* _TEXT SECTION_
--- START ---
Secondly, the prison environment augments the spread of disease. As the World Health Organisation says, “Ill-health thrives in settings of poverty, conflict, discrimination and disinterest. Prison is an environment that concentrates precisely these issues.”
Overcrowding and poor ventilation facilitate the spread of TB. Poverty, poor nutrition, drug use and stress weaken the immune system, increasing the likelihood of TB developing.
High risk behaviour, including sex and drug injection, also continues in prisons, although authorities are loath to admit it. Extraordinary HIV outbreaks have occurred in prisons in Thailand, Ukraine, Lithuania and Iran.
Finally, healthcare is inadequate in prisons; prevention and treatment programmes are often non-existent. TB screening, for example, is not common in local prisons, despite the known problem of TB. In the 2014 TB study in Kajang prison, 92% of prisoners had not been tested before for TB.
The Suhakam prison survey found only a third of prisoners received treatment for HIV. Death rates among prisoners with HIV were “extraordinarily high” seven years ago in Kajang prison when Dr Adeeba’s team began working there.
“With the introduction of treatment and clinical services, [death] rates have come down substantially. But there is still much to be done,” she says.
Treat, not jail
Stop the mass jailing of drug users and treat them instead – that’s the message of public health experts in the Lancet series. Incarceration seems particularly futile given relapse often occurs soon after release from prison.
--- END ---
* _DATA EXTRACTS_
--- START ---
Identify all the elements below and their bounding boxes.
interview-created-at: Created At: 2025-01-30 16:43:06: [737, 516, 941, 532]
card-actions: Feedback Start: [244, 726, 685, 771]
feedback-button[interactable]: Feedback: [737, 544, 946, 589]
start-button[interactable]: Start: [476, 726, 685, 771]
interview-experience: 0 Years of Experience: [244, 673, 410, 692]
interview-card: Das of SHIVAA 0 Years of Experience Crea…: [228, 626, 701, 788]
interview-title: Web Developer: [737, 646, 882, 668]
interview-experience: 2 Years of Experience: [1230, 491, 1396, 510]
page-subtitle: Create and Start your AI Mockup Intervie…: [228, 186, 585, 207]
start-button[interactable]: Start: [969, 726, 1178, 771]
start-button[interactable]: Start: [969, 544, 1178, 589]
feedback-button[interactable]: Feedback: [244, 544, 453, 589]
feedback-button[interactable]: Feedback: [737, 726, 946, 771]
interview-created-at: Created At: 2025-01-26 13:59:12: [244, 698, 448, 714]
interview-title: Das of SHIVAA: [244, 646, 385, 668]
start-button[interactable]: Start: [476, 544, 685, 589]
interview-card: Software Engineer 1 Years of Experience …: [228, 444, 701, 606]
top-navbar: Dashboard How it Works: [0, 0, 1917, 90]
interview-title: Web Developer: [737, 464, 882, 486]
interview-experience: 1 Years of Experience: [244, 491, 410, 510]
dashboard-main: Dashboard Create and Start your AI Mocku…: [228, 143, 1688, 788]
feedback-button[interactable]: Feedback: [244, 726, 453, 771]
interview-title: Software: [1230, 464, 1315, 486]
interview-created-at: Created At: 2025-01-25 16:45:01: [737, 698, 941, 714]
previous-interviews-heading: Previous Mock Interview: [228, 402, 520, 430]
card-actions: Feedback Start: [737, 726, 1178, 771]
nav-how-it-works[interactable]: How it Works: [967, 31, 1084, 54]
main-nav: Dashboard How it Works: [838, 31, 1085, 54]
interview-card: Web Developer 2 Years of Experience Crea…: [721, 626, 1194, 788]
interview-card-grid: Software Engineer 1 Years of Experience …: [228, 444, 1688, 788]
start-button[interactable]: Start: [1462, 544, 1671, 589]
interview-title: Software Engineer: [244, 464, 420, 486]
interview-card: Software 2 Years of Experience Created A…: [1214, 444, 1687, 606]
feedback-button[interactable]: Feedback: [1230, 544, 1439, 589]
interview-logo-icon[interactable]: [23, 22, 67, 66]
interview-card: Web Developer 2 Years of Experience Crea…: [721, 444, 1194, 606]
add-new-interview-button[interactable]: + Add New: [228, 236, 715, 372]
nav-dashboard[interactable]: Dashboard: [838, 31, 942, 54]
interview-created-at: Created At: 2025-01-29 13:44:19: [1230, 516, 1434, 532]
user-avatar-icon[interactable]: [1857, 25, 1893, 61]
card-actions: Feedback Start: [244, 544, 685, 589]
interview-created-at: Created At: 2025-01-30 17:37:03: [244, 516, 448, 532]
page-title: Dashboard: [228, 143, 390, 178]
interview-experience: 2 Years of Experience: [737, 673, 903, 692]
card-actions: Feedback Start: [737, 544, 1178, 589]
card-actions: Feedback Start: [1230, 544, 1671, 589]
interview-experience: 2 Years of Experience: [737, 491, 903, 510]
--- END ---
* _PROMPT 1_
From the passage on prison health, extract the portion that begins at the words "Finally, healthcare is" and ends after the words "began working there.".
* _PROMPT 2_
According to the passage on prison health, why does incarcerating drug users seem particularly futile? Answer in one to three sentences.
* _PROMPT 3_
Carry on the passage on prison health from its last sentence.
The items are not required for any of the work here.

* _REPLY 1_
Finally, healthcare is inadequate in prisons; prevention and treatment programmes are often non-existent. TB screening, for example, is not common in local prisons, despite the known problem of TB. In the 2014 TB study in Kajang prison, 92% of prisoners had not been tested before for TB.
The Suhakam prison survey found only a third of prisoners received treatment for HIV. Death rates among prisoners with HIV were “extraordinarily high” seven years ago in Kajang prison when Dr Adeeba’s team began working there.

* _REPLY 2_
Incarcerating drug users seems particularly futile because relapse often occurs soon after release from prison.

* _REPLY 3_
“We need to take a very hard look and ask ourselves do we really need to put all these people in prison in the first place? Putting away people for minor, non-violent drug use does not solve anything,” says Dr Adeeba. “If anything, it creates another problem and that is these diseases get amplified and concentrated within the prison walls [and] then disseminated into the community.”
“The most effective way of controlling infection in prisoners and the wider community is to reduce mass imprisonment of injecting drug users,” says Beyrer, President of the International AID Society.
In the Lancet series, researchers calculated that a 25% reduction in the number of IDUs imprisoned would result in a 7–15% drop in new HIV cases among them.
Providing opioid substitution drugs (OST), such as methadone and buprenorphine, during and after imprisonment could prevent more than a quarter (28%) of new HIV cases in IDUs in five years.
Also recommended were treatment for HIV (antiretroviral therapy), hepatitis B vaccinations, condom distribution, and needle exchange. Such interventions have proved successful elsewhere. In Iran, HIV prevalence among IDUs dropped from 18% to just 2% in 2007 after four years of a prevention package including voluntary HIV testing, opiate substitution therapy, condoms and needle exchange.
Prevention and treatment programmes in local “Cure and Care” clinics helped avert roughly 3,000 new HIV infections since 2006, Universiti Malaya’s CERiA found.
Other recommendations in the Lancet papers include having a minimum standard of health care. In their survey, Suhakam found some of the most basic provisions, such as essential medicines and sanitary pads for women, in short supply. Dental treatment was overlooked in almost all prisons. Even the supply of clean water was an issue.
Lawyer P. Uthayakumar, who was imprisoned in Kajang for sedition in 2013, also highlighted poor prison conditions. He showed a brown, worn toothbrush to the media, saying it was shared by five people. “What I feared most while in prison was that I would fall ill,” he told the press.
Suhakam has recommended that responsibility for prison health services be transferred to the Ministry of Health from the Ministry of Home Affairs.
It also cited the UN’s “Mandela rules”, named after Nelson Mandela who got TB during his many years in prison, which call for prisoners to have the same standard of healthcare as the community.